Saved data entries:
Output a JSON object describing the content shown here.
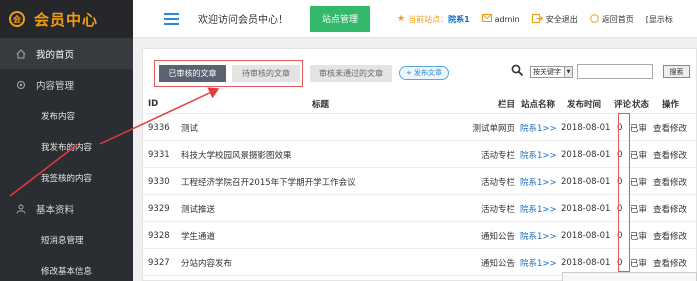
{
  "brand": {
    "title": "会员中心"
  },
  "sidebar": {
    "items": [
      {
        "label": "我的首页",
        "type": "top",
        "active": true,
        "icon": "home-icon"
      },
      {
        "label": "内容管理",
        "type": "top",
        "icon": "gear-icon"
      },
      {
        "label": "发布内容",
        "type": "sub"
      },
      {
        "label": "我发布的内容",
        "type": "sub"
      },
      {
        "label": "我签核的内容",
        "type": "sub"
      },
      {
        "label": "基本资料",
        "type": "top",
        "icon": "user-icon"
      },
      {
        "label": "短消息管理",
        "type": "sub"
      },
      {
        "label": "修改基本信息",
        "type": "sub"
      }
    ]
  },
  "topbar": {
    "welcome": "欢迎访问会员中心！",
    "site_button": "站点管理",
    "current_site_label": "当前站点：",
    "current_site_value": "院系1",
    "username": "admin",
    "logout": "安全退出",
    "home": "返回首页",
    "extra": "[显示标"
  },
  "tabs": {
    "approved": "已审核的文章",
    "pending": "待审核的文章",
    "rejected": "审核未通过的文章",
    "publish": "+ 发布文章"
  },
  "search": {
    "select_value": "按关键字",
    "button": "搜索"
  },
  "table": {
    "headers": {
      "id": "ID",
      "title": "标题",
      "column": "栏目",
      "site": "站点名称",
      "date": "发布时间",
      "count": "评论",
      "status": "状态",
      "ops": "操作"
    },
    "rows": [
      {
        "id": "9336",
        "title": "测试",
        "column": "测试单网页",
        "site": "院系1>>",
        "date": "2018-08-01",
        "count": "0",
        "status": "已审",
        "view": "查看",
        "edit": "修改"
      },
      {
        "id": "9331",
        "title": "科技大学校园风景摄影图效果",
        "column": "活动专栏",
        "site": "院系1>>",
        "date": "2018-08-01",
        "count": "0",
        "status": "已审",
        "view": "查看",
        "edit": "修改"
      },
      {
        "id": "9330",
        "title": "工程经济学院召开2015年下学期开学工作会议",
        "column": "活动专栏",
        "site": "院系1>>",
        "date": "2018-08-01",
        "count": "0",
        "status": "已审",
        "view": "查看",
        "edit": "修改"
      },
      {
        "id": "9329",
        "title": "测试推送",
        "column": "活动专栏",
        "site": "院系1>>",
        "date": "2018-08-01",
        "count": "0",
        "status": "已审",
        "view": "查看",
        "edit": "修改"
      },
      {
        "id": "9328",
        "title": "学生通道",
        "column": "通知公告",
        "site": "院系1>>",
        "date": "2018-08-01",
        "count": "0",
        "status": "已审",
        "view": "查看",
        "edit": "修改"
      },
      {
        "id": "9327",
        "title": "分站内容发布",
        "column": "通知公告",
        "site": "院系1>>",
        "date": "2018-08-01",
        "count": "0",
        "status": "已审",
        "view": "查看",
        "edit": "修改"
      }
    ]
  },
  "colors": {
    "accent": "#f39c12",
    "sidebar": "#2a2d32",
    "green": "#34b86b",
    "highlight": "#e05a5a"
  }
}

Stated exercise: Return each line of the data, keeping its wording exact and omitting pictures.

The completed task:
Output a JSON object describing the content shown here.
{
  "brand": {
    "title": "会员中心"
  },
  "sidebar": {
    "items": [
      {
        "label": "我的首页",
        "type": "top",
        "active": true,
        "icon": "home-icon"
      },
      {
        "label": "内容管理",
        "type": "top",
        "icon": "gear-icon"
      },
      {
        "label": "发布内容",
        "type": "sub"
      },
      {
        "label": "我发布的内容",
        "type": "sub"
      },
      {
        "label": "我签核的内容",
        "type": "sub"
      },
      {
        "label": "基本资料",
        "type": "top",
        "icon": "user-icon"
      },
      {
        "label": "短消息管理",
        "type": "sub"
      },
      {
        "label": "修改基本信息",
        "type": "sub"
      }
    ]
  },
  "topbar": {
    "welcome": "欢迎访问会员中心！",
    "site_button": "站点管理",
    "current_site_label": "当前站点：",
    "current_site_value": "院系1",
    "username": "admin",
    "logout": "安全退出",
    "home": "返回首页",
    "extra": "[显示标"
  },
  "tabs": {
    "approved": "已审核的文章",
    "pending": "待审核的文章",
    "rejected": "审核未通过的文章",
    "publish": "+ 发布文章"
  },
  "search": {
    "select_value": "按关键字",
    "button": "搜索"
  },
  "table": {
    "headers": {
      "id": "ID",
      "title": "标题",
      "column": "栏目",
      "site": "站点名称",
      "date": "发布时间",
      "count": "评论",
      "status": "状态",
      "ops": "操作"
    },
    "rows": [
      {
        "id": "9336",
        "title": "测试",
        "column": "测试单网页",
        "site": "院系1>>",
        "date": "2018-08-01",
        "count": "0",
        "status": "已审",
        "view": "查看",
        "edit": "修改"
      },
      {
        "id": "9331",
        "title": "科技大学校园风景摄影图效果",
        "column": "活动专栏",
        "site": "院系1>>",
        "date": "2018-08-01",
        "count": "0",
        "status": "已审",
        "view": "查看",
        "edit": "修改"
      },
      {
        "id": "9330",
        "title": "工程经济学院召开2015年下学期开学工作会议",
        "column": "活动专栏",
        "site": "院系1>>",
        "date": "2018-08-01",
        "count": "0",
        "status": "已审",
        "view": "查看",
        "edit": "修改"
      },
      {
        "id": "9329",
        "title": "测试推送",
        "column": "活动专栏",
        "site": "院系1>>",
        "date": "2018-08-01",
        "count": "0",
        "status": "已审",
        "view": "查看",
        "edit": "修改"
      },
      {
        "id": "9328",
        "title": "学生通道",
        "column": "通知公告",
        "site": "院系1>>",
        "date": "2018-08-01",
        "count": "0",
        "status": "已审",
        "view": "查看",
        "edit": "修改"
      },
      {
        "id": "9327",
        "title": "分站内容发布",
        "column": "通知公告",
        "site": "院系1>>",
        "date": "2018-08-01",
        "count": "0",
        "status": "已审",
        "view": "查看",
        "edit": "修改"
      }
    ]
  },
  "colors": {
    "accent": "#f39c12",
    "sidebar": "#2a2d32",
    "green": "#34b86b",
    "highlight": "#e05a5a"
  }
}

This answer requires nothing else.